Request
Exactly reproduce each record listed below.

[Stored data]
§

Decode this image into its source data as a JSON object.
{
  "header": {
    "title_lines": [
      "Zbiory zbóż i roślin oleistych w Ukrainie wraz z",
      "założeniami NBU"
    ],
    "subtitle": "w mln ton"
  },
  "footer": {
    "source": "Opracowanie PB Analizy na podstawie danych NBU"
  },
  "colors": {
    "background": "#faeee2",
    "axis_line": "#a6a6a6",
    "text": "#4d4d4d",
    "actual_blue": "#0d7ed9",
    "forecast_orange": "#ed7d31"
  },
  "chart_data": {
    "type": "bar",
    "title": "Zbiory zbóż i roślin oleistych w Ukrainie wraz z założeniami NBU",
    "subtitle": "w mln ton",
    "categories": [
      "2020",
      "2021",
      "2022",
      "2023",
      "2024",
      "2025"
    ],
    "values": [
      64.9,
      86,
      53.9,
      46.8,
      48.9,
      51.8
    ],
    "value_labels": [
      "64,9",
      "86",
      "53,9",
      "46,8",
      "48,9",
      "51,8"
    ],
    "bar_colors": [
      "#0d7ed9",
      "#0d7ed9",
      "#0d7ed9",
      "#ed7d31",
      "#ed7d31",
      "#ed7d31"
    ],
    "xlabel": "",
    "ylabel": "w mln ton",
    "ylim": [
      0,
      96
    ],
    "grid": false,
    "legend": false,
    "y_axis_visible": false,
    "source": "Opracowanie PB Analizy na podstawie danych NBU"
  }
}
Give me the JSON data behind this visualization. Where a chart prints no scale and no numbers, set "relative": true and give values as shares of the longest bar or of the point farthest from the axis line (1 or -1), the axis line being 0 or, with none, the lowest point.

§

Exercise answer
Decode this image into its source data as a JSON object.
{
  "header": {
    "title_lines": [
      "Zbiory zbóż i roślin oleistych w Ukrainie wraz z",
      "założeniami NBU"
    ],
    "subtitle": "w mln ton"
  },
  "footer": {
    "source": "Opracowanie PB Analizy na podstawie danych NBU"
  },
  "colors": {
    "background": "#faeee2",
    "axis_line": "#a6a6a6",
    "text": "#4d4d4d",
    "actual_blue": "#0d7ed9",
    "forecast_orange": "#ed7d31"
  },
  "chart_data": {
    "type": "bar",
    "title": "Zbiory zbóż i roślin oleistych w Ukrainie wraz z założeniami NBU",
    "subtitle": "w mln ton",
    "categories": [
      "2020",
      "2021",
      "2022",
      "2023",
      "2024",
      "2025"
    ],
    "values": [
      64.9,
      86,
      53.9,
      46.8,
      48.9,
      51.8
    ],
    "value_labels": [
      "64,9",
      "86",
      "53,9",
      "46,8",
      "48,9",
      "51,8"
    ],
    "bar_colors": [
      "#0d7ed9",
      "#0d7ed9",
      "#0d7ed9",
      "#ed7d31",
      "#ed7d31",
      "#ed7d31"
    ],
    "xlabel": "",
    "ylabel": "w mln ton",
    "ylim": [
      0,
      96
    ],
    "grid": false,
    "legend": false,
    "y_axis_visible": false,
    "source": "Opracowanie PB Analizy na podstawie danych NBU"
  }
}
Give me the JSON data behind this visualization. Where a chart prints no scale and no numbers, set "relative": true and give values as shares of the longest bar or of the point farthest from the axis line (1 or -1), the axis line being 0 or, with none, the lowest point.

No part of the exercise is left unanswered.